▶ **DATASET EXTRACT**:
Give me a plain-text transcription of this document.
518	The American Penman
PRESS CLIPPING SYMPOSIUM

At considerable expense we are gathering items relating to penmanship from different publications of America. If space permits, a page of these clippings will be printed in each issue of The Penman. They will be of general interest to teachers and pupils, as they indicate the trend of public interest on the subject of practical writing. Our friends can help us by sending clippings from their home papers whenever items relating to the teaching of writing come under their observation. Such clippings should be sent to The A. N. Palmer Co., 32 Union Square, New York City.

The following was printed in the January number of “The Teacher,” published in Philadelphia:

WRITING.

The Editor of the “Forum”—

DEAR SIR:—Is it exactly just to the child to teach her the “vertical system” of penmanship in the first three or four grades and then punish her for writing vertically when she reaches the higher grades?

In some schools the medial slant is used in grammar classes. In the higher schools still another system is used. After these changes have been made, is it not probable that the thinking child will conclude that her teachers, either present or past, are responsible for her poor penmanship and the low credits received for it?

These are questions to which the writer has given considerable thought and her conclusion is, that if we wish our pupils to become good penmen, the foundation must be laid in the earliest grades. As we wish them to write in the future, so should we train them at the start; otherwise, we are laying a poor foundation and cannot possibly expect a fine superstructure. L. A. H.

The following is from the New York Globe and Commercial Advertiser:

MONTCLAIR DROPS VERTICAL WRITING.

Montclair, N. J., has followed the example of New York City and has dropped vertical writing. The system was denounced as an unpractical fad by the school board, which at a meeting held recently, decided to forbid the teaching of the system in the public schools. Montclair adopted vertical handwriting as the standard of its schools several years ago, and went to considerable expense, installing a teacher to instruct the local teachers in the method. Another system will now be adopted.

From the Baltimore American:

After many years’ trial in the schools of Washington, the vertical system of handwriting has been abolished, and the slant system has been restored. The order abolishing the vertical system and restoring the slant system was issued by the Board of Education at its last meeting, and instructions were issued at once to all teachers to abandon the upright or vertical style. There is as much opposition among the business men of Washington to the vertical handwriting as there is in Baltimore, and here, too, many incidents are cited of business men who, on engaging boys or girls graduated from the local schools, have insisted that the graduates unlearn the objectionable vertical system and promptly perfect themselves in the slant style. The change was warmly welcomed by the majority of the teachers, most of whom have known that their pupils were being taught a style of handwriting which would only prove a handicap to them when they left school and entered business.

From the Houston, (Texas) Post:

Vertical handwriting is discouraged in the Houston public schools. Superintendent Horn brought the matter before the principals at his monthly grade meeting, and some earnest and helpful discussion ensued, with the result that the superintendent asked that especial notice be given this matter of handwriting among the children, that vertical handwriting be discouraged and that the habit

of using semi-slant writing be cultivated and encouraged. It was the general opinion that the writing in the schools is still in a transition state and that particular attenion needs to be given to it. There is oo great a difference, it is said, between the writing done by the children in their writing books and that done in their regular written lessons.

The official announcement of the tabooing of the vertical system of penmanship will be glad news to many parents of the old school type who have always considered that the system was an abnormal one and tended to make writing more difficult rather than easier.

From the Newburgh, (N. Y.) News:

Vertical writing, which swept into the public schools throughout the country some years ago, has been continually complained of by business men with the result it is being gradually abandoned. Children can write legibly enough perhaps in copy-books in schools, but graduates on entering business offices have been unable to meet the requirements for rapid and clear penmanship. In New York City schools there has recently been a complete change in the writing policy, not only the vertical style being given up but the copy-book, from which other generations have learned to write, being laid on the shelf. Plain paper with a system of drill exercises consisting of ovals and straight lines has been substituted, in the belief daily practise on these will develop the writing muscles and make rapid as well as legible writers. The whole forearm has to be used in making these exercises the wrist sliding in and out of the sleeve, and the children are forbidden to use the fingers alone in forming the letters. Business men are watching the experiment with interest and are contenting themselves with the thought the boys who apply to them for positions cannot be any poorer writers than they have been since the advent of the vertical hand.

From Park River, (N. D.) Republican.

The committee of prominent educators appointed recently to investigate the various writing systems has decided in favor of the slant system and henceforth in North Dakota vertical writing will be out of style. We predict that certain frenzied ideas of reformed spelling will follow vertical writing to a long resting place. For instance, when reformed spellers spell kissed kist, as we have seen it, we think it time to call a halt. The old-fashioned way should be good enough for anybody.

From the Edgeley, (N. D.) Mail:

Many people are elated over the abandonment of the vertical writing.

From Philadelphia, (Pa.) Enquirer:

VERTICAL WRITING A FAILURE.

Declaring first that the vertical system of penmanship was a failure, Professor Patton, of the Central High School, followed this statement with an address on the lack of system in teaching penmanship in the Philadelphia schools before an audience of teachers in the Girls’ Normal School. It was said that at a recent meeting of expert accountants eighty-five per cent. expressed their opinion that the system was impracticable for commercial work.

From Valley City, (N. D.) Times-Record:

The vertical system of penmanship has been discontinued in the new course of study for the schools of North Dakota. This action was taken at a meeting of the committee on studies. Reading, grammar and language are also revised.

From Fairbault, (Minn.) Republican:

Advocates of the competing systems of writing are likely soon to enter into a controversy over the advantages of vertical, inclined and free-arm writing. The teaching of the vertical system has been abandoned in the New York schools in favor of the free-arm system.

▶ **INSTRUCTIONS FOR THE TASK**:
Repeat every record exactly as written, please.

▶ **WORKED SOLUTION**:
Give me a plain-text transcription of this document.
518	The American Penman
PRESS CLIPPING SYMPOSIUM

At considerable expense we are gathering items relating to penmanship from different publications of America. If space permits, a page of these clippings will be printed in each issue of The Penman. They will be of general interest to teachers and pupils, as they indicate the trend of public interest on the subject of practical writing. Our friends can help us by sending clippings from their home papers whenever items relating to the teaching of writing come under their observation. Such clippings should be sent to The A. N. Palmer Co., 32 Union Square, New York City.

The following was printed in the January number of “The Teacher,” published in Philadelphia:

WRITING.

The Editor of the “Forum”—

DEAR SIR:—Is it exactly just to the child to teach her the “vertical system” of penmanship in the first three or four grades and then punish her for writing vertically when she reaches the higher grades?

In some schools the medial slant is used in grammar classes. In the higher schools still another system is used. After these changes have been made, is it not probable that the thinking child will conclude that her teachers, either present or past, are responsible for her poor penmanship and the low credits received for it?

These are questions to which the writer has given considerable thought and her conclusion is, that if we wish our pupils to become good penmen, the foundation must be laid in the earliest grades. As we wish them to write in the future, so should we train them at the start; otherwise, we are laying a poor foundation and cannot possibly expect a fine superstructure. L. A. H.

The following is from the New York Globe and Commercial Advertiser:

MONTCLAIR DROPS VERTICAL WRITING.

Montclair, N. J., has followed the example of New York City and has dropped vertical writing. The system was denounced as an unpractical fad by the school board, which at a meeting held recently, decided to forbid the teaching of the system in the public schools. Montclair adopted vertical handwriting as the standard of its schools several years ago, and went to considerable expense, installing a teacher to instruct the local teachers in the method. Another system will now be adopted.

From the Baltimore American:

After many years’ trial in the schools of Washington, the vertical system of handwriting has been abolished, and the slant system has been restored. The order abolishing the vertical system and restoring the slant system was issued by the Board of Education at its last meeting, and instructions were issued at once to all teachers to abandon the upright or vertical style. There is as much opposition among the business men of Washington to the vertical handwriting as there is in Baltimore, and here, too, many incidents are cited of business men who, on engaging boys or girls graduated from the local schools, have insisted that the graduates unlearn the objectionable vertical system and promptly perfect themselves in the slant style. The change was warmly welcomed by the majority of the teachers, most of whom have known that their pupils were being taught a style of handwriting which would only prove a handicap to them when they left school and entered business.

From the Houston, (Texas) Post:

Vertical handwriting is discouraged in the Houston public schools. Superintendent Horn brought the matter before the principals at his monthly grade meeting, and some earnest and helpful discussion ensued, with the result that the superintendent asked that especial notice be given this matter of handwriting among the children, that vertical handwriting be discouraged and that the habit

of using semi-slant writing be cultivated and encouraged. It was the general opinion that the writing in the schools is still in a transition state and that particular attenion needs to be given to it. There is oo great a difference, it is said, between the writing done by the children in their writing books and that done in their regular written lessons.

The official announcement of the tabooing of the vertical system of penmanship will be glad news to many parents of the old school type who have always considered that the system was an abnormal one and tended to make writing more difficult rather than easier.

From the Newburgh, (N. Y.) News:

Vertical writing, which swept into the public schools throughout the country some years ago, has been continually complained of by business men with the result it is being gradually abandoned. Children can write legibly enough perhaps in copy-books in schools, but graduates on entering business offices have been unable to meet the requirements for rapid and clear penmanship. In New York City schools there has recently been a complete change in the writing policy, not only the vertical style being given up but the copy-book, from which other generations have learned to write, being laid on the shelf. Plain paper with a system of drill exercises consisting of ovals and straight lines has been substituted, in the belief daily practise on these will develop the writing muscles and make rapid as well as legible writers. The whole forearm has to be used in making these exercises the wrist sliding in and out of the sleeve, and the children are forbidden to use the fingers alone in forming the letters. Business men are watching the experiment with interest and are contenting themselves with the thought the boys who apply to them for positions cannot be any poorer writers than they have been since the advent of the vertical hand.

From Park River, (N. D.) Republican.

The committee of prominent educators appointed recently to investigate the various writing systems has decided in favor of the slant system and henceforth in North Dakota vertical writing will be out of style. We predict that certain frenzied ideas of reformed spelling will follow vertical writing to a long resting place. For instance, when reformed spellers spell kissed kist, as we have seen it, we think it time to call a halt. The old-fashioned way should be good enough for anybody.

From the Edgeley, (N. D.) Mail:

Many people are elated over the abandonment of the vertical writing.

From Philadelphia, (Pa.) Enquirer:

VERTICAL WRITING A FAILURE.

Declaring first that the vertical system of penmanship was a failure, Professor Patton, of the Central High School, followed this statement with an address on the lack of system in teaching penmanship in the Philadelphia schools before an audience of teachers in the Girls’ Normal School. It was said that at a recent meeting of expert accountants eighty-five per cent. expressed their opinion that the system was impracticable for commercial work.

From Valley City, (N. D.) Times-Record:

The vertical system of penmanship has been discontinued in the new course of study for the schools of North Dakota. This action was taken at a meeting of the committee on studies. Reading, grammar and language are also revised.

From Fairbault, (Minn.) Republican:

Advocates of the competing systems of writing are likely soon to enter into a controversy over the advantages of vertical, inclined and free-arm writing. The teaching of the vertical system has been abandoned in the New York schools in favor of the free-arm system.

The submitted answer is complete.